======== Listing

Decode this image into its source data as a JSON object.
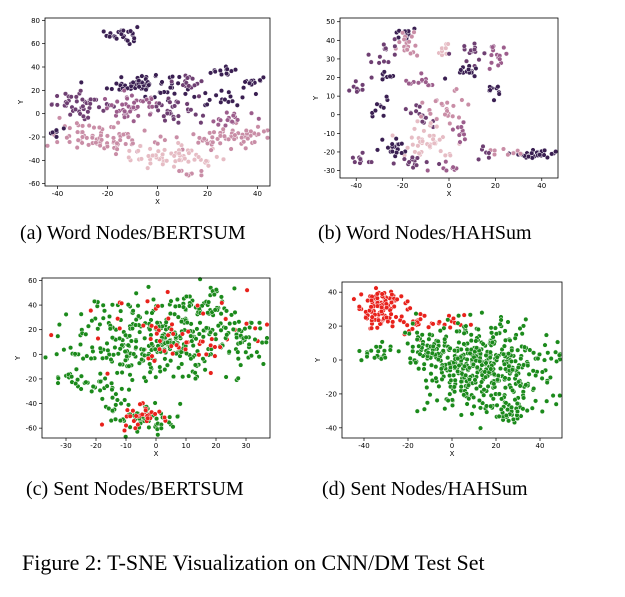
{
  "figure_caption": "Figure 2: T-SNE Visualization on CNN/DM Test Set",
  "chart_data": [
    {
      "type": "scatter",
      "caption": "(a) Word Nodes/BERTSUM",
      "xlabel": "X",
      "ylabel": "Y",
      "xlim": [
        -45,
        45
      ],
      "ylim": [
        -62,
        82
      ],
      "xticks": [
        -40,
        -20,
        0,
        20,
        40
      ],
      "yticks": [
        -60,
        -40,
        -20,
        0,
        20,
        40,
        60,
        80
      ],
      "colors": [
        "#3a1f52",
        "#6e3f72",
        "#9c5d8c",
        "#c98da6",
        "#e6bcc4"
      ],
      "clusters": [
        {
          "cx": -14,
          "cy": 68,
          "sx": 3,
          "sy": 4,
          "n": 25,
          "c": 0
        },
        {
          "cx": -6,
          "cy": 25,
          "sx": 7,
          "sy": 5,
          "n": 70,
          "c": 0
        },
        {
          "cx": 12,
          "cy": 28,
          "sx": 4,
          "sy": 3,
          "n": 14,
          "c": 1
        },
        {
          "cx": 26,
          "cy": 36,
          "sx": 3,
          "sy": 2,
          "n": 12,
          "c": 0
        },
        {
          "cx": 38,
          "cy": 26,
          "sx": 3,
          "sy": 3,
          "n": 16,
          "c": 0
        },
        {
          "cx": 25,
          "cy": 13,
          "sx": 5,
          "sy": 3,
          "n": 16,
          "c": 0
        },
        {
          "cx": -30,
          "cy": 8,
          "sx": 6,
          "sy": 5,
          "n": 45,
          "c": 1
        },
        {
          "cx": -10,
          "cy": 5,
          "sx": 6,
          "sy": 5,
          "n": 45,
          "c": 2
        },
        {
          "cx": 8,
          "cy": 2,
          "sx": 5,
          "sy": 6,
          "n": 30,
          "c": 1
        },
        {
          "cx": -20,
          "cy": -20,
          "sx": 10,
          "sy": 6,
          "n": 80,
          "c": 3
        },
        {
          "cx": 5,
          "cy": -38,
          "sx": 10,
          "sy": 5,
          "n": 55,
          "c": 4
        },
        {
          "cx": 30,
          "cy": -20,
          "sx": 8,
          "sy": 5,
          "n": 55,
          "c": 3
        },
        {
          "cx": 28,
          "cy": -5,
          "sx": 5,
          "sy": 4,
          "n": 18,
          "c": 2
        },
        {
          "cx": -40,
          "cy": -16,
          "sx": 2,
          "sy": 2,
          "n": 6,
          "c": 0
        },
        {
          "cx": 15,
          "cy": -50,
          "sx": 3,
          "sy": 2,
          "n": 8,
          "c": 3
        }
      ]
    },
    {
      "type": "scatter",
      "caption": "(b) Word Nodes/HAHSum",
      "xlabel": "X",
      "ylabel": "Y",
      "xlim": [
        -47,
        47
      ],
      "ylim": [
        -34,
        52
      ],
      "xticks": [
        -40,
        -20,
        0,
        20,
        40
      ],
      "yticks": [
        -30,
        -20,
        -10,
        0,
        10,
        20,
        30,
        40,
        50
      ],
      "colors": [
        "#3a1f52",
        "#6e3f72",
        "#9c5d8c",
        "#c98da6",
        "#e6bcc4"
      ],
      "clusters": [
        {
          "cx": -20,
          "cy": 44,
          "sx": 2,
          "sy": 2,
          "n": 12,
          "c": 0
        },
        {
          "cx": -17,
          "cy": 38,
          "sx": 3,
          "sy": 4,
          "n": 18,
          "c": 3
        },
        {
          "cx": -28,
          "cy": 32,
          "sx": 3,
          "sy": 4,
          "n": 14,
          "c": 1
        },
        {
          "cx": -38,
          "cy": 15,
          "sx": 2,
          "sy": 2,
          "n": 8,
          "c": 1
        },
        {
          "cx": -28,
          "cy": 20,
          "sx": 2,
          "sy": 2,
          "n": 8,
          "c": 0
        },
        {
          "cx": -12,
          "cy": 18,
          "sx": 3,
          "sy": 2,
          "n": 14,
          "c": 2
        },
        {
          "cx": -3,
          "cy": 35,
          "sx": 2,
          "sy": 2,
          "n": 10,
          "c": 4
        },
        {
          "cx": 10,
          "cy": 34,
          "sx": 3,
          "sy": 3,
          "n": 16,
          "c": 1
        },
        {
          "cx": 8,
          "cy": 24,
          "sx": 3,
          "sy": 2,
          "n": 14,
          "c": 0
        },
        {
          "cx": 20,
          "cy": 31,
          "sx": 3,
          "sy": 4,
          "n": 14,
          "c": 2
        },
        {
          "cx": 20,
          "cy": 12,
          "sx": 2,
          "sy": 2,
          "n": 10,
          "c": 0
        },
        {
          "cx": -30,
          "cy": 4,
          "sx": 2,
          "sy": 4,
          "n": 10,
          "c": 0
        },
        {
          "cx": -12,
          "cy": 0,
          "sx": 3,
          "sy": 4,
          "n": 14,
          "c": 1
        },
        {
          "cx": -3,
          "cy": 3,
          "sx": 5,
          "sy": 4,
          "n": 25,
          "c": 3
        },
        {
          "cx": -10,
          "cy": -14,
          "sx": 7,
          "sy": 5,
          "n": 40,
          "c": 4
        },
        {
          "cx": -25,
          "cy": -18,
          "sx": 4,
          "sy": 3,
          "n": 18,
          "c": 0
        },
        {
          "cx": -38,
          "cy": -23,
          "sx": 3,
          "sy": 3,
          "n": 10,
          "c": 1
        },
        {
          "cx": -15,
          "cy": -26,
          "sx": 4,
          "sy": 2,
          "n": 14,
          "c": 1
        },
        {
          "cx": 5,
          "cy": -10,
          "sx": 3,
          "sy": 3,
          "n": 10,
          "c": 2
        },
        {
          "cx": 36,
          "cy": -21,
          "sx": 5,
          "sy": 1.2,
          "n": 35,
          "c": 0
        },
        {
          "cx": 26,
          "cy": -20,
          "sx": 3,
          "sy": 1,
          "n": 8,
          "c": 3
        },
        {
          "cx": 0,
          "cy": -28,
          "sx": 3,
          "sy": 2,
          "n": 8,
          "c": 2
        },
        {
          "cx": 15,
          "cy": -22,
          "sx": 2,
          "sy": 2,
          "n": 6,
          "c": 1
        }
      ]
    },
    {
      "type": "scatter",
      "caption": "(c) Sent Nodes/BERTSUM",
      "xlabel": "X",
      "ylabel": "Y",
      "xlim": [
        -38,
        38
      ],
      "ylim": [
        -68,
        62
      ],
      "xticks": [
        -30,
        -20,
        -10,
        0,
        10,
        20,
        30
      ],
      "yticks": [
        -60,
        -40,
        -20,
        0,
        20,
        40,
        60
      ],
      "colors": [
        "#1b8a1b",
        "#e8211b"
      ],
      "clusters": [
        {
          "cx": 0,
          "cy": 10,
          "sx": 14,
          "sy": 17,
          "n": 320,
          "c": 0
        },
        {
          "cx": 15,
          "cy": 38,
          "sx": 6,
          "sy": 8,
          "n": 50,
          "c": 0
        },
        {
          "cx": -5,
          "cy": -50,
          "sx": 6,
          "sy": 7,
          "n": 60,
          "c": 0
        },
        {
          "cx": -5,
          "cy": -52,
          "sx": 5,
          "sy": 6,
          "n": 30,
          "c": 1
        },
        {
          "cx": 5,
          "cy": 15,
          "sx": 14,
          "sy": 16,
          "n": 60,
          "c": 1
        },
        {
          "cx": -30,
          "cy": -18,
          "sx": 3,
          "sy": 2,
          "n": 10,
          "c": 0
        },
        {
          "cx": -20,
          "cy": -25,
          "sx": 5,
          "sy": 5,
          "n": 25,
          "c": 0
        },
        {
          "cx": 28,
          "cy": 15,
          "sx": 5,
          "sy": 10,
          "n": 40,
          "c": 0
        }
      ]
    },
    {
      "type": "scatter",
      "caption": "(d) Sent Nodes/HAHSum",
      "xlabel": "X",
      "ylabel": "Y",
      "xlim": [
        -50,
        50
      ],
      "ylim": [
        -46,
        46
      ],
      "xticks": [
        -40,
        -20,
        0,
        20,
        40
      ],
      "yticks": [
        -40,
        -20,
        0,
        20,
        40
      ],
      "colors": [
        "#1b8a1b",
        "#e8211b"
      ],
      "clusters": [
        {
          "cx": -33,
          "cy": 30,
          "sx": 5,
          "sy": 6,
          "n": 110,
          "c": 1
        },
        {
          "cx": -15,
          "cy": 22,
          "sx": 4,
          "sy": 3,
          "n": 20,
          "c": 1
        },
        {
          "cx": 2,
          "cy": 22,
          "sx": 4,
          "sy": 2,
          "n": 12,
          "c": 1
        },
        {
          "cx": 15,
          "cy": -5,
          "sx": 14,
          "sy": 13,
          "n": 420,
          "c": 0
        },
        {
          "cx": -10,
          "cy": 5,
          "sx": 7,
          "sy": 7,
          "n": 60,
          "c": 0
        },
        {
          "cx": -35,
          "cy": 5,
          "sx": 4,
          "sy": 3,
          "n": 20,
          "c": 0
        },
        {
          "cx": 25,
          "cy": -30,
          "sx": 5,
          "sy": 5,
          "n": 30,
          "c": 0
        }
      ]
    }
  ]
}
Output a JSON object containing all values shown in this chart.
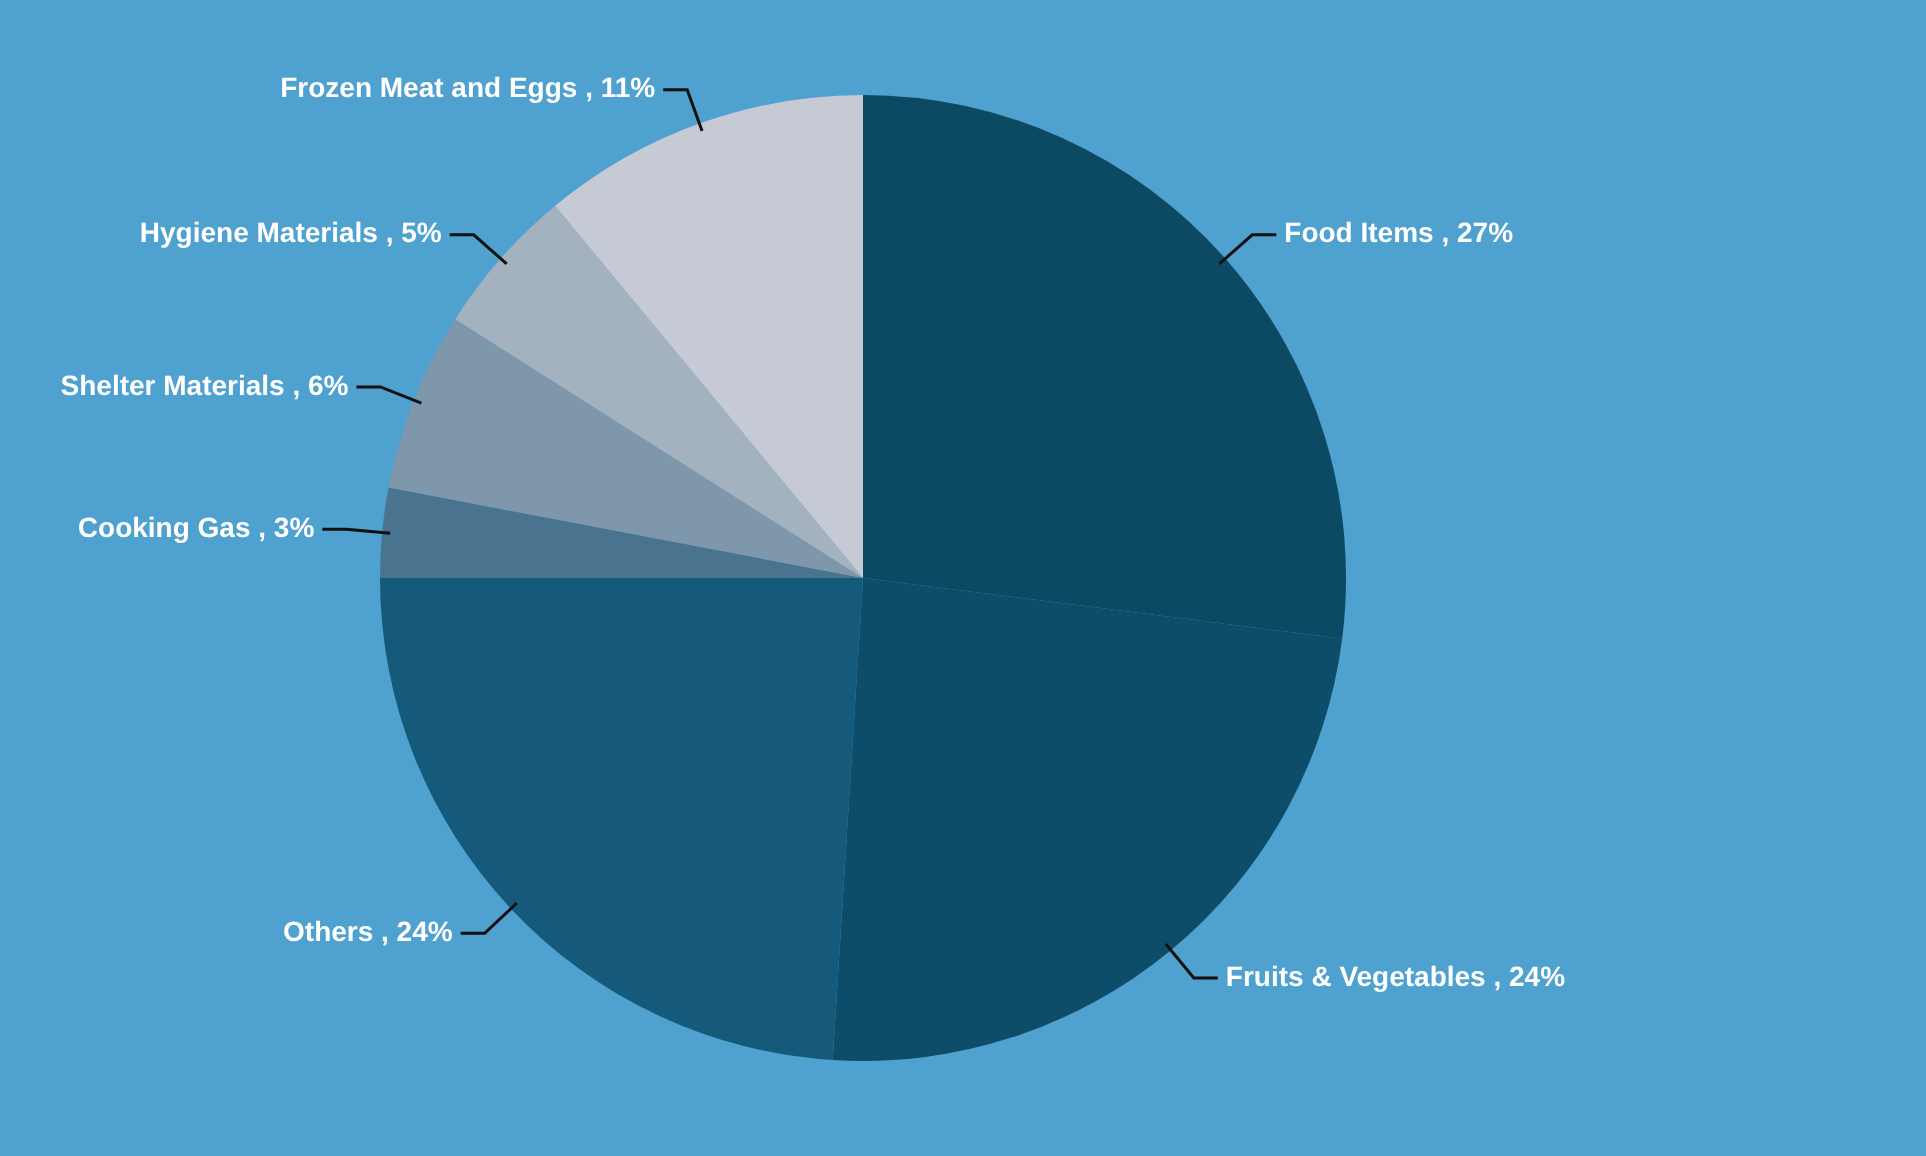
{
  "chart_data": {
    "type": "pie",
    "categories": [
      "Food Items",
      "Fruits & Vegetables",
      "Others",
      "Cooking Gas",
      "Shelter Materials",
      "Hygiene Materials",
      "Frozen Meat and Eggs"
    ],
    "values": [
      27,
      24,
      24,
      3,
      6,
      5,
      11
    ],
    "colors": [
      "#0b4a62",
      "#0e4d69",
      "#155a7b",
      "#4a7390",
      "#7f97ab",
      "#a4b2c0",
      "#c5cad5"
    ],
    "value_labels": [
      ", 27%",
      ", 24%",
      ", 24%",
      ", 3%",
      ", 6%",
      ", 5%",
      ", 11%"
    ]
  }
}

================

Begin at the line containing "Output a JSON" and extract every line through the end of the records, inclusive, exactly and only; omit pictures.

Output a JSON object containing all values shown in this chart.
{
  "chart_data": {
    "type": "pie",
    "categories": [
      "Food Items",
      "Fruits & Vegetables",
      "Others",
      "Cooking Gas",
      "Shelter Materials",
      "Hygiene Materials",
      "Frozen Meat and Eggs"
    ],
    "values": [
      27,
      24,
      24,
      3,
      6,
      5,
      11
    ],
    "colors": [
      "#0b4a62",
      "#0e4d69",
      "#155a7b",
      "#4a7390",
      "#7f97ab",
      "#a4b2c0",
      "#c5cad5"
    ],
    "value_labels": [
      ", 27%",
      ", 24%",
      ", 24%",
      ", 3%",
      ", 6%",
      ", 5%",
      ", 11%"
    ]
  }
}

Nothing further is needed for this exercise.